Exercise directions
Select each line where the word "ylabel" appears.

[Records about charts and figures]
** Begin **

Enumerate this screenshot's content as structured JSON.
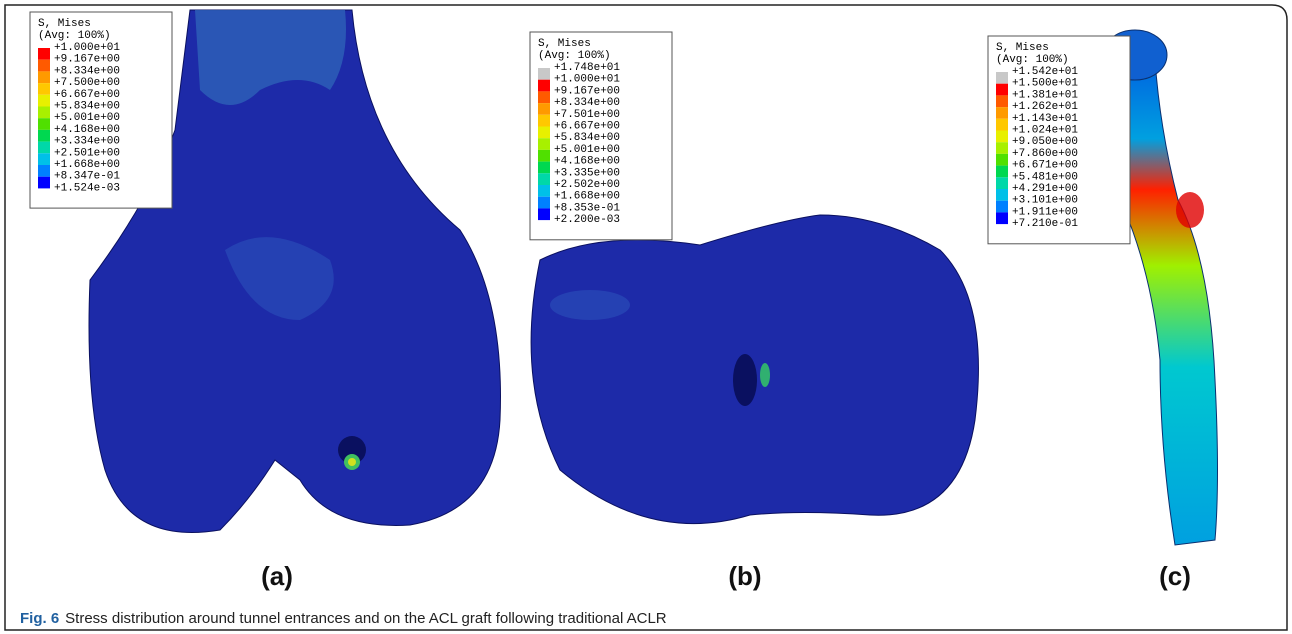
{
  "figure": {
    "panels": [
      {
        "label": "(a)",
        "legend": {
          "title": "S, Mises",
          "subtitle": "(Avg: 100%)",
          "values": [
            "+1.000e+01",
            "+9.167e+00",
            "+8.334e+00",
            "+7.500e+00",
            "+6.667e+00",
            "+5.834e+00",
            "+5.001e+00",
            "+4.168e+00",
            "+3.334e+00",
            "+2.501e+00",
            "+1.668e+00",
            "+8.347e-01",
            "+1.524e-03"
          ],
          "colors": [
            "#ff0000",
            "#ff5a00",
            "#ff9a00",
            "#ffc800",
            "#e8f000",
            "#a8f000",
            "#50e000",
            "#00d850",
            "#00d8a8",
            "#00c0e8",
            "#0080ff",
            "#0000ff"
          ]
        }
      },
      {
        "label": "(b)",
        "legend": {
          "title": "S, Mises",
          "subtitle": "(Avg: 100%)",
          "values": [
            "+1.748e+01",
            "+1.000e+01",
            "+9.167e+00",
            "+8.334e+00",
            "+7.501e+00",
            "+6.667e+00",
            "+5.834e+00",
            "+5.001e+00",
            "+4.168e+00",
            "+3.335e+00",
            "+2.502e+00",
            "+1.668e+00",
            "+8.353e-01",
            "+2.200e-03"
          ],
          "colors": [
            "#c8c8c8",
            "#ff0000",
            "#ff5a00",
            "#ff9a00",
            "#ffc800",
            "#e8f000",
            "#a8f000",
            "#50e000",
            "#00d850",
            "#00d8a8",
            "#00c0e8",
            "#0080ff",
            "#0000ff"
          ]
        }
      },
      {
        "label": "(c)",
        "legend": {
          "title": "S, Mises",
          "subtitle": "(Avg: 100%)",
          "values": [
            "+1.542e+01",
            "+1.500e+01",
            "+1.381e+01",
            "+1.262e+01",
            "+1.143e+01",
            "+1.024e+01",
            "+9.050e+00",
            "+7.860e+00",
            "+6.671e+00",
            "+5.481e+00",
            "+4.291e+00",
            "+3.101e+00",
            "+1.911e+00",
            "+7.210e-01"
          ],
          "colors": [
            "#c8c8c8",
            "#ff0000",
            "#ff5a00",
            "#ff9a00",
            "#ffc800",
            "#e8f000",
            "#a8f000",
            "#50e000",
            "#00d850",
            "#00d8a8",
            "#00c0e8",
            "#0080ff",
            "#0000ff"
          ]
        }
      }
    ],
    "caption": {
      "prefix": "Fig. 6",
      "text": "Stress distribution around tunnel entrances and on the ACL graft following traditional ACLR"
    }
  }
}
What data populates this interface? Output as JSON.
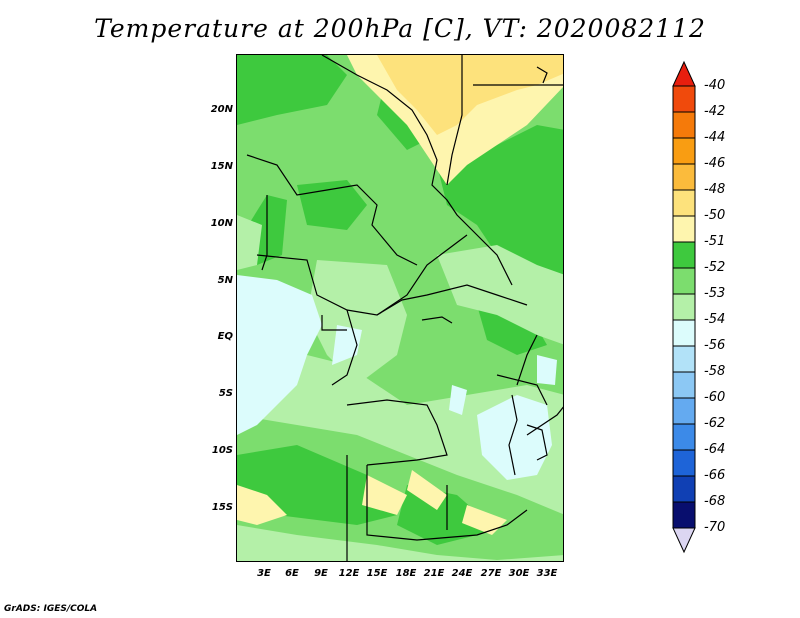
{
  "title": "Temperature at 200hPa [C], VT: 2020082112",
  "credit": "GrADS: IGES/COLA",
  "lat_labels": [
    "20N",
    "15N",
    "10N",
    "5N",
    "EQ",
    "5S",
    "10S",
    "15S"
  ],
  "lon_labels": [
    "3E",
    "6E",
    "9E",
    "12E",
    "15E",
    "18E",
    "21E",
    "24E",
    "27E",
    "30E",
    "33E"
  ],
  "colorbar": {
    "labels": [
      "-40",
      "-42",
      "-44",
      "-46",
      "-48",
      "-50",
      "-51",
      "-52",
      "-53",
      "-54",
      "-56",
      "-58",
      "-60",
      "-62",
      "-64",
      "-66",
      "-68",
      "-70"
    ],
    "colors": [
      "#e81e0e",
      "#f04a0c",
      "#f57a0a",
      "#f99d12",
      "#fbbb3c",
      "#fde27c",
      "#fef5ae",
      "#3ec93e",
      "#7cdd6e",
      "#b4f0a8",
      "#dcfcfc",
      "#b2e2f8",
      "#8cc8f4",
      "#64aaf0",
      "#3c8ae8",
      "#1e64d8",
      "#1040b4",
      "#080e6e",
      "#dcd6f2"
    ]
  },
  "map_colors": {
    "c_minus51": "#fef5ae",
    "c_minus50": "#fde27c",
    "c_minus52": "#3ec93e",
    "c_minus53": "#7cdd6e",
    "c_minus54": "#b4f0a8",
    "c_minus56": "#dcfcfc"
  }
}
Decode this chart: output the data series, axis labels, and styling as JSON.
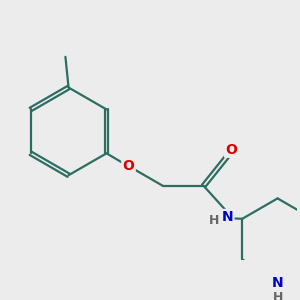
{
  "background_color": "#ececec",
  "bond_color": "#2d6e62",
  "atom_colors": {
    "O": "#dd0000",
    "N": "#0000cc",
    "H_amide": "#666666",
    "H_pip": "#666666"
  },
  "figsize": [
    3.0,
    3.0
  ],
  "dpi": 100,
  "bond_lw": 1.6,
  "font_size_atom": 10,
  "font_size_H": 9
}
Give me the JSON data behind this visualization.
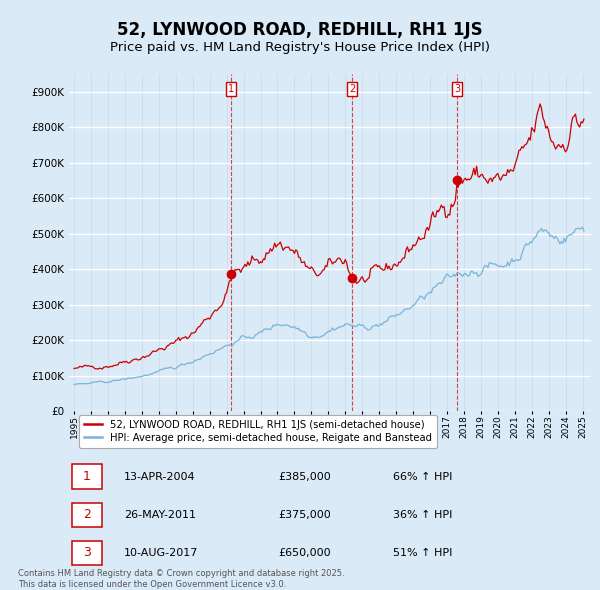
{
  "title": "52, LYNWOOD ROAD, REDHILL, RH1 1JS",
  "subtitle": "Price paid vs. HM Land Registry's House Price Index (HPI)",
  "title_fontsize": 12,
  "subtitle_fontsize": 9.5,
  "bg_color": "#daeaf7",
  "plot_bg_color": "#daeaf7",
  "line1_color": "#cc0000",
  "line2_color": "#7ab4d8",
  "ylim": [
    0,
    950000
  ],
  "yticks": [
    0,
    100000,
    200000,
    300000,
    400000,
    500000,
    600000,
    700000,
    800000,
    900000
  ],
  "ytick_labels": [
    "£0",
    "£100K",
    "£200K",
    "£300K",
    "£400K",
    "£500K",
    "£600K",
    "£700K",
    "£800K",
    "£900K"
  ],
  "marker_years": [
    2004.28,
    2011.41,
    2017.61
  ],
  "marker_prices": [
    385000,
    375000,
    650000
  ],
  "marker_labels": [
    "1",
    "2",
    "3"
  ],
  "legend_entries": [
    "52, LYNWOOD ROAD, REDHILL, RH1 1JS (semi-detached house)",
    "HPI: Average price, semi-detached house, Reigate and Banstead"
  ],
  "table_rows": [
    {
      "num": "1",
      "date": "13-APR-2004",
      "price": "£385,000",
      "hpi": "66% ↑ HPI"
    },
    {
      "num": "2",
      "date": "26-MAY-2011",
      "price": "£375,000",
      "hpi": "36% ↑ HPI"
    },
    {
      "num": "3",
      "date": "10-AUG-2017",
      "price": "£650,000",
      "hpi": "51% ↑ HPI"
    }
  ],
  "footer": "Contains HM Land Registry data © Crown copyright and database right 2025.\nThis data is licensed under the Open Government Licence v3.0.",
  "xlim": [
    1994.7,
    2025.5
  ],
  "xtick_years": [
    1995,
    1996,
    1997,
    1998,
    1999,
    2000,
    2001,
    2002,
    2003,
    2004,
    2005,
    2006,
    2007,
    2008,
    2009,
    2010,
    2011,
    2012,
    2013,
    2014,
    2015,
    2016,
    2017,
    2018,
    2019,
    2020,
    2021,
    2022,
    2023,
    2024,
    2025
  ]
}
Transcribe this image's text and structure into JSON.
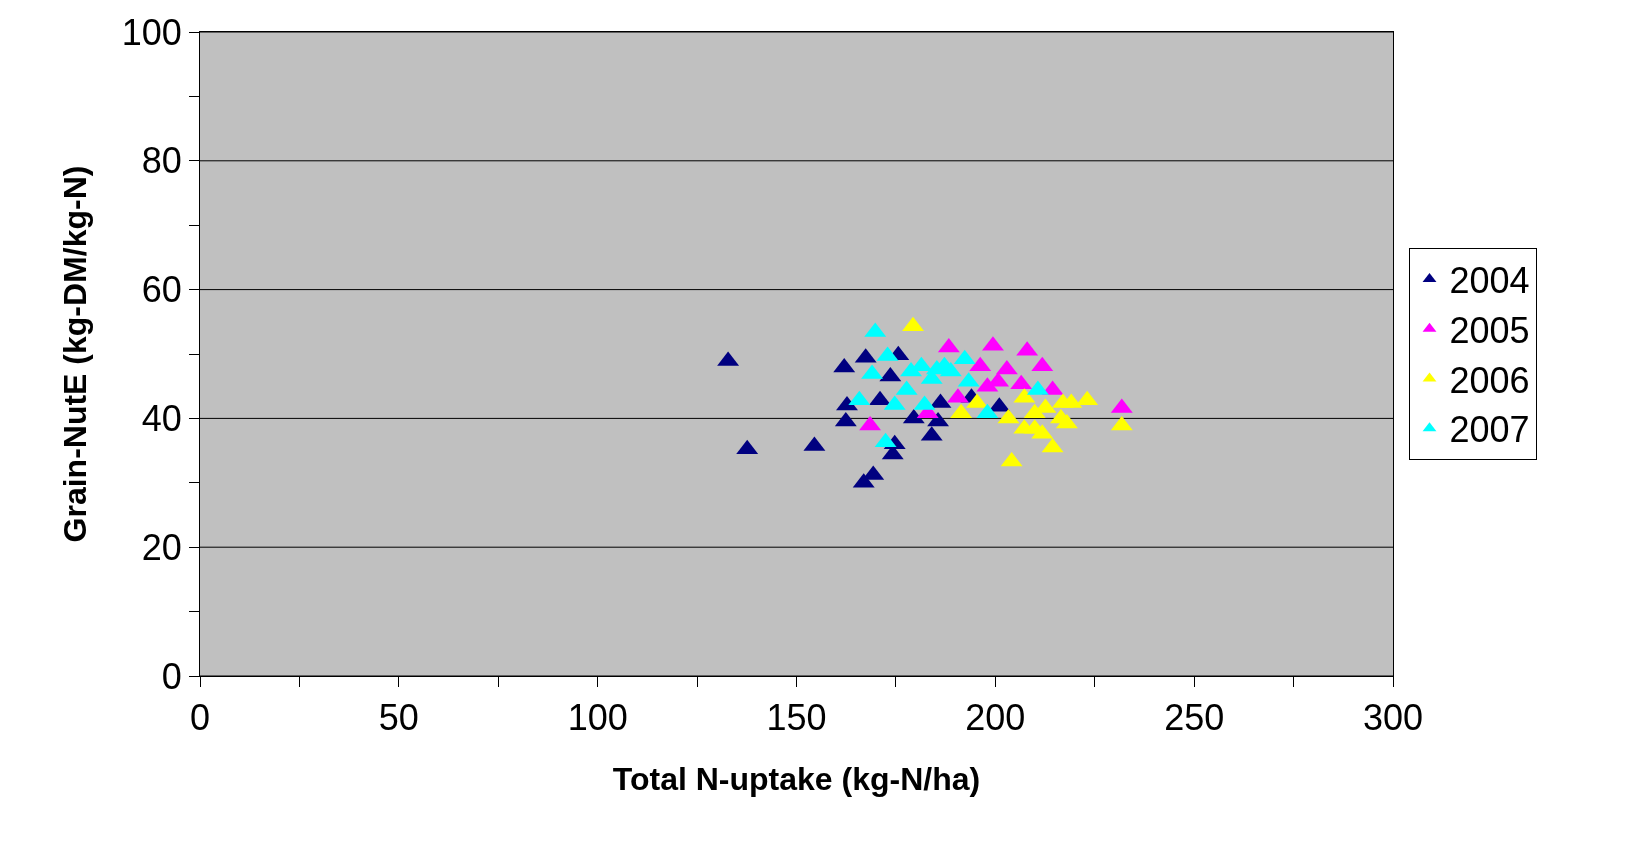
{
  "chart_data": {
    "type": "scatter",
    "xlabel": "Total N-uptake (kg-N/ha)",
    "ylabel": "Grain-NutE (kg-DM/kg-N)",
    "xlim": [
      0,
      300
    ],
    "ylim": [
      0,
      100
    ],
    "xticks": [
      0,
      {
        "value": 25,
        "label": null
      },
      50,
      {
        "value": 75,
        "label": null
      },
      100,
      {
        "value": 125,
        "label": null
      },
      150,
      {
        "value": 175,
        "label": null
      },
      200,
      {
        "value": 225,
        "label": null
      },
      250,
      {
        "value": 275,
        "label": null
      },
      300
    ],
    "yticks": [
      0,
      {
        "value": 10,
        "label": null
      },
      20,
      {
        "value": 30,
        "label": null
      },
      40,
      {
        "value": 50,
        "label": null
      },
      60,
      {
        "value": 70,
        "label": null
      },
      80,
      {
        "value": 90,
        "label": null
      },
      100
    ],
    "grid": "y",
    "legend": "right",
    "marker": "triangle",
    "series": [
      {
        "name": "2004",
        "color": "#000080",
        "x": [
          132.8,
          137.6,
          154.5,
          162,
          162.7,
          162.4,
          167.4,
          166.9,
          169.3,
          171,
          174.2,
          174.7,
          173.6,
          175.6,
          179.5,
          184,
          185.6,
          186.2,
          194,
          201
        ],
        "values": [
          48.9,
          35.2,
          35.7,
          47.9,
          42,
          39.5,
          49.4,
          30,
          31.2,
          42.8,
          34.4,
          36,
          46.5,
          49.8,
          40,
          37.3,
          39.5,
          42.4,
          43.2,
          41.8
        ]
      },
      {
        "name": "2005",
        "color": "#ff00ff",
        "x": [
          168.5,
          183,
          188.3,
          196.2,
          199.4,
          200.7,
          202.9,
          198,
          208,
          211.8,
          206.5,
          214.4,
          231.8,
          190.6
        ],
        "values": [
          38.9,
          40.8,
          51,
          48.1,
          51.3,
          45.7,
          47.6,
          44.9,
          50.5,
          48.1,
          45.3,
          44.4,
          41.6,
          43.2
        ]
      },
      {
        "name": "2006",
        "color": "#ffff00",
        "x": [
          179.3,
          191.4,
          195.4,
          204.1,
          203.3,
          207.3,
          207.3,
          209.9,
          211.8,
          214.4,
          212.6,
          216.5,
          217,
          219.1,
          223.1,
          231.8,
          209.9,
          218
        ],
        "values": [
          54.3,
          40.8,
          42.4,
          33.3,
          40,
          43.2,
          38.4,
          38.4,
          37.6,
          35.5,
          41.6,
          40,
          42.4,
          42.4,
          42.8,
          38.9,
          40.8,
          39.2
        ]
      },
      {
        "name": "2007",
        "color": "#00ffff",
        "x": [
          169.8,
          165.8,
          169,
          172.9,
          174.7,
          172.4,
          177.7,
          178.8,
          181.4,
          182.2,
          184,
          185.3,
          187.2,
          188.8,
          192.3,
          193.3,
          198,
          210.7
        ],
        "values": [
          53.4,
          42.8,
          46.9,
          49.7,
          42.1,
          36.3,
          44.4,
          47.3,
          48.1,
          42.1,
          46.1,
          47.6,
          48.1,
          47.3,
          49.2,
          45.7,
          40.8,
          44.4
        ]
      }
    ]
  }
}
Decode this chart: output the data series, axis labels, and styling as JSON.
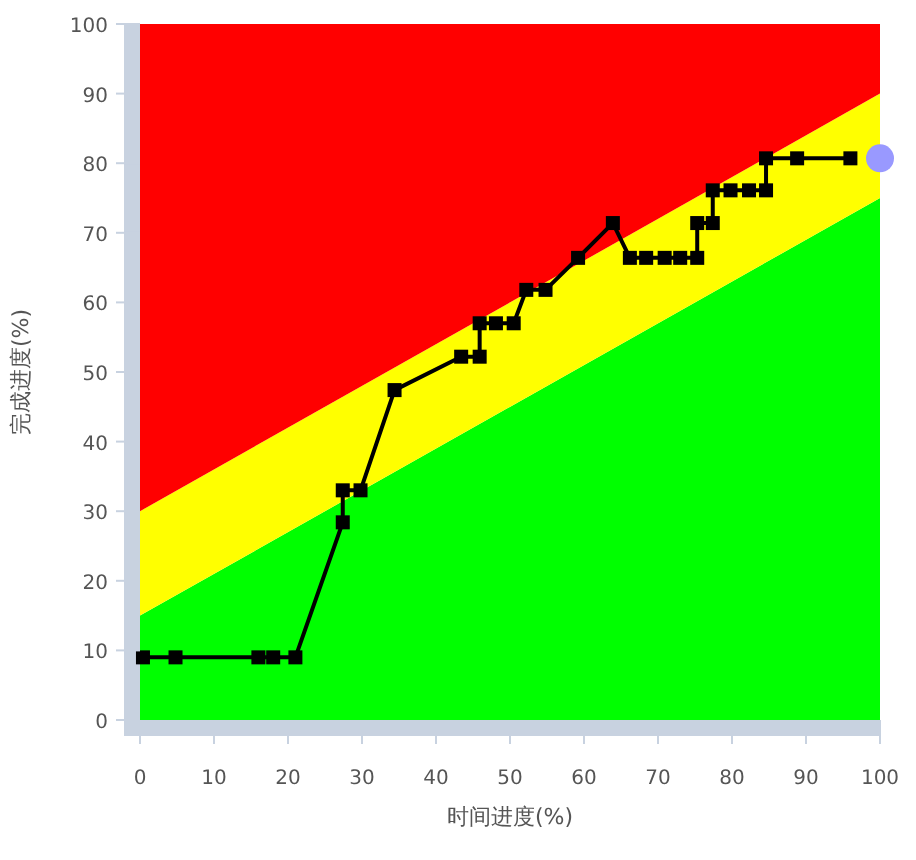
{
  "chart_data": {
    "type": "line",
    "xlabel": "时间进度(%)",
    "ylabel": "完成进度(%)",
    "xlim": [
      0,
      100
    ],
    "ylim": [
      0,
      100
    ],
    "xticks": [
      0,
      10,
      20,
      30,
      40,
      50,
      60,
      70,
      80,
      90,
      100
    ],
    "yticks": [
      0,
      10,
      20,
      30,
      40,
      50,
      60,
      70,
      80,
      90,
      100
    ],
    "stacked": true,
    "series": [
      {
        "type": "area",
        "color": "#00ff00",
        "x": [
          0,
          100
        ],
        "values": [
          15,
          75
        ]
      },
      {
        "type": "area",
        "color": "#ffff00",
        "x": [
          0,
          100
        ],
        "values": [
          15,
          15
        ]
      },
      {
        "type": "area",
        "color": "#ff0000",
        "x": [
          0,
          100
        ],
        "values": [
          70,
          10
        ]
      },
      {
        "color": "#000000",
        "marker": "square",
        "x": [
          0.4,
          4.8,
          16,
          18,
          21,
          27.4,
          27.4,
          29.8,
          34.4,
          43.4,
          45.9,
          45.9,
          48.1,
          50.5,
          52.2,
          54.8,
          59.2,
          63.9,
          66.2,
          68.4,
          70.9,
          73,
          75.3,
          75.3,
          77.4,
          77.4,
          79.8,
          82.3,
          84.6,
          84.6,
          88.8,
          96
        ],
        "values": [
          9,
          9,
          9,
          9,
          9,
          28.4,
          33,
          33,
          47.4,
          52.2,
          52.2,
          57,
          57,
          57,
          61.8,
          61.8,
          66.4,
          71.4,
          66.4,
          66.4,
          66.4,
          66.4,
          66.4,
          71.4,
          71.4,
          76.1,
          76.1,
          76.1,
          76.1,
          80.7,
          80.7,
          80.7
        ]
      },
      {
        "type": "scatter",
        "color": "#9999ff",
        "marker": "circle",
        "x": [
          100
        ],
        "values": [
          80.7
        ]
      }
    ]
  }
}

** End **

Response
    "ylabel": "Grain-NutE (kg-DM/kg-N)",
    "ylabel": "完成进度(%)",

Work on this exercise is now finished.